# CHALLENGE:
Show each line that has the string "false" in it.

# RECORDS FOR THIS TASK:
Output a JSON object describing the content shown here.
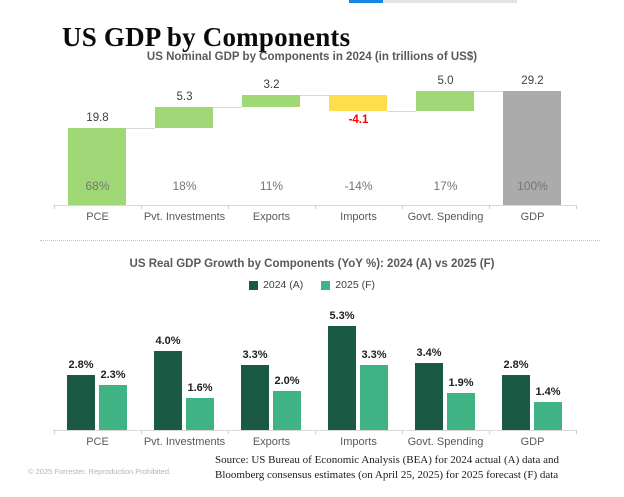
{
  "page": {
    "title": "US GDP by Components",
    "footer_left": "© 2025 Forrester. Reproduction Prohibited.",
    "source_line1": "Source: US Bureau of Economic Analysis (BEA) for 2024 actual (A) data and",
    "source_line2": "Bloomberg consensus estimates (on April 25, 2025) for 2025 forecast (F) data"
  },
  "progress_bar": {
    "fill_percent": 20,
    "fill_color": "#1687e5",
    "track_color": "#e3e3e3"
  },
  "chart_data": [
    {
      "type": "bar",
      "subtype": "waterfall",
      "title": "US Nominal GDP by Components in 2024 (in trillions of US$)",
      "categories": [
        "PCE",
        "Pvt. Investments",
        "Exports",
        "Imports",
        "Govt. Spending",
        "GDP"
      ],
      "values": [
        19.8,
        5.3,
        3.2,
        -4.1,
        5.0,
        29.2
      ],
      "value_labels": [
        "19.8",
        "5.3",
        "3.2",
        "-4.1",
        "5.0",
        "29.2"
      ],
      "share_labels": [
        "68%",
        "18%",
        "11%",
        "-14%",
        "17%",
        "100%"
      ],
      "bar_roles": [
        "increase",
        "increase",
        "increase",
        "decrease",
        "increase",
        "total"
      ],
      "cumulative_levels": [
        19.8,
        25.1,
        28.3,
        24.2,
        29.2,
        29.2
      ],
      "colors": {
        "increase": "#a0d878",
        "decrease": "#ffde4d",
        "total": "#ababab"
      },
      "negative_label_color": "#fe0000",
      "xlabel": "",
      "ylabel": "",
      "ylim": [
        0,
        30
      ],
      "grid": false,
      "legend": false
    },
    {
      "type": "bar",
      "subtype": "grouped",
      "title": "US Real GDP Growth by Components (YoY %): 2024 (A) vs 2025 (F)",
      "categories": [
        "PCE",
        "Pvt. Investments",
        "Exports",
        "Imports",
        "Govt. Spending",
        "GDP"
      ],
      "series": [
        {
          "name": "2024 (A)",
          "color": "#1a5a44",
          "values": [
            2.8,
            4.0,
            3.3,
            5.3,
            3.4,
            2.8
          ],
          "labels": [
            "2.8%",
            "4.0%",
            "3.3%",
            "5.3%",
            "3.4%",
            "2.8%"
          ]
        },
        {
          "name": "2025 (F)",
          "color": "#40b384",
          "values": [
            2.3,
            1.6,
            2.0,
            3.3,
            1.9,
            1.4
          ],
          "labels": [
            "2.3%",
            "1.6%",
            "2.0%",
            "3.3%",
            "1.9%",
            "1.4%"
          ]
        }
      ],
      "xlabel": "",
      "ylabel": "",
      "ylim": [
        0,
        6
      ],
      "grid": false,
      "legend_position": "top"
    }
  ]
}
--
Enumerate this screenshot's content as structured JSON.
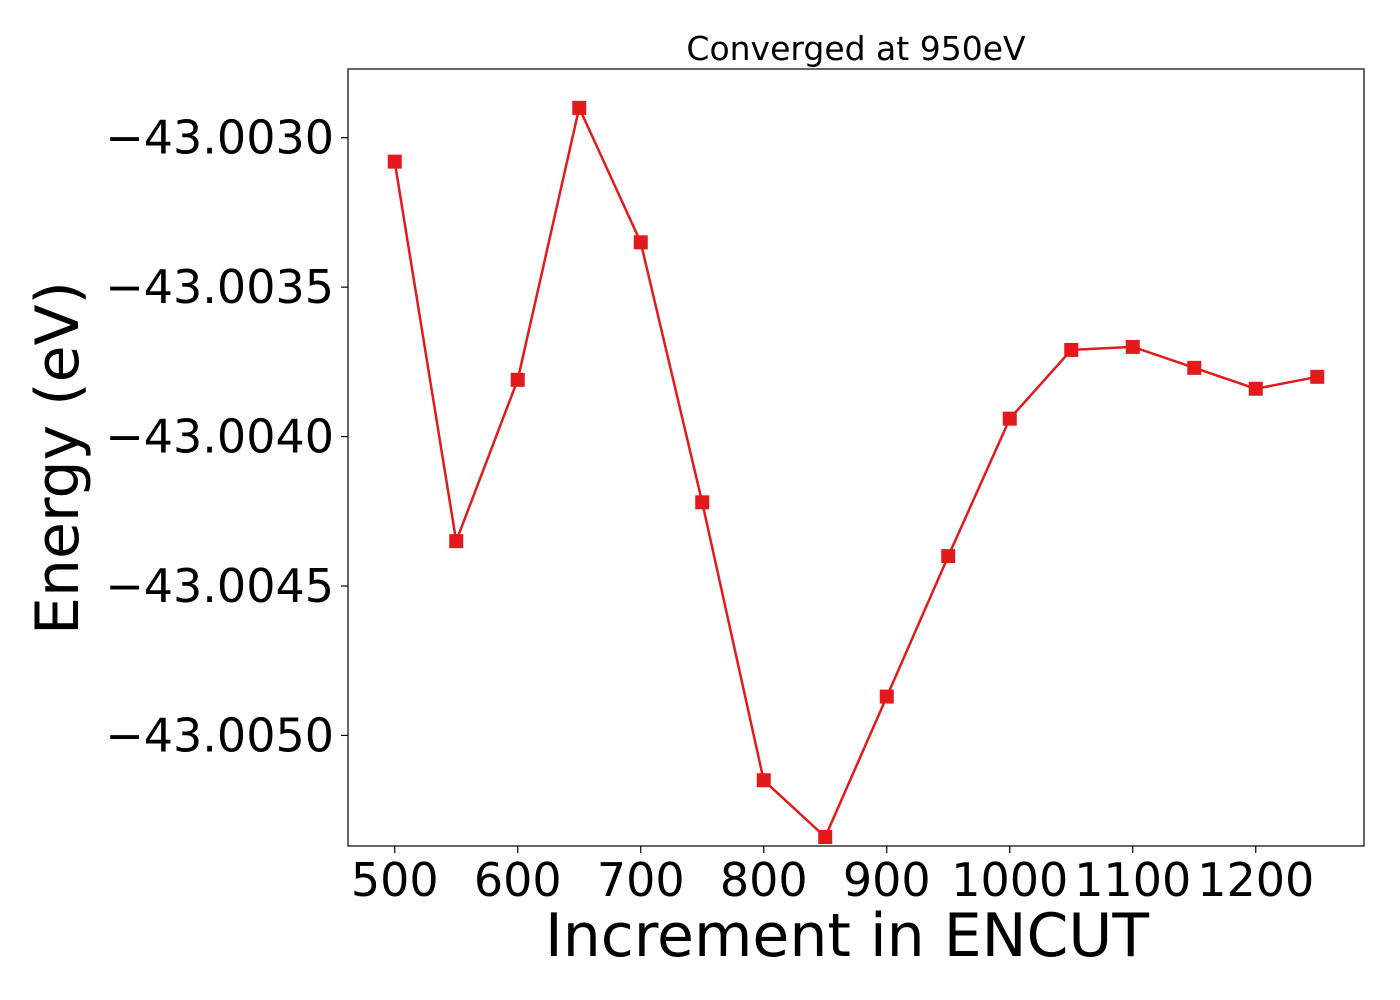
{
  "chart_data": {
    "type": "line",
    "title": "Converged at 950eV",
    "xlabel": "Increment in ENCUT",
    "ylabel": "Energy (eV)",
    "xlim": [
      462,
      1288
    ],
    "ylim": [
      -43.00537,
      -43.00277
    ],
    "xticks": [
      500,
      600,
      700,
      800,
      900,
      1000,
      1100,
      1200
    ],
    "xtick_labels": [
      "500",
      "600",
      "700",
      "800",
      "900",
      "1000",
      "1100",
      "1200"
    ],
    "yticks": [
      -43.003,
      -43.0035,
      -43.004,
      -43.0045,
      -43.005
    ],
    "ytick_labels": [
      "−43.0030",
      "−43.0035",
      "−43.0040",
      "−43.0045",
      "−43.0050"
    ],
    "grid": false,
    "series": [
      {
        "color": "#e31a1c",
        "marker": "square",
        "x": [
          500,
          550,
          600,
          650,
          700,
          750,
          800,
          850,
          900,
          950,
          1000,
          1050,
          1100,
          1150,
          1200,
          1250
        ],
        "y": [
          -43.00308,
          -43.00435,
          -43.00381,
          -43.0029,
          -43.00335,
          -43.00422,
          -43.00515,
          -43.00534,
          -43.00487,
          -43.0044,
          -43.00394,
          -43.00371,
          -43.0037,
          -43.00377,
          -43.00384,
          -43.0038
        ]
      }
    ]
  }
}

# FINISHED ANSWER:
      "grid": false,
      "legend": false
      "grid": false,
    "grid": false,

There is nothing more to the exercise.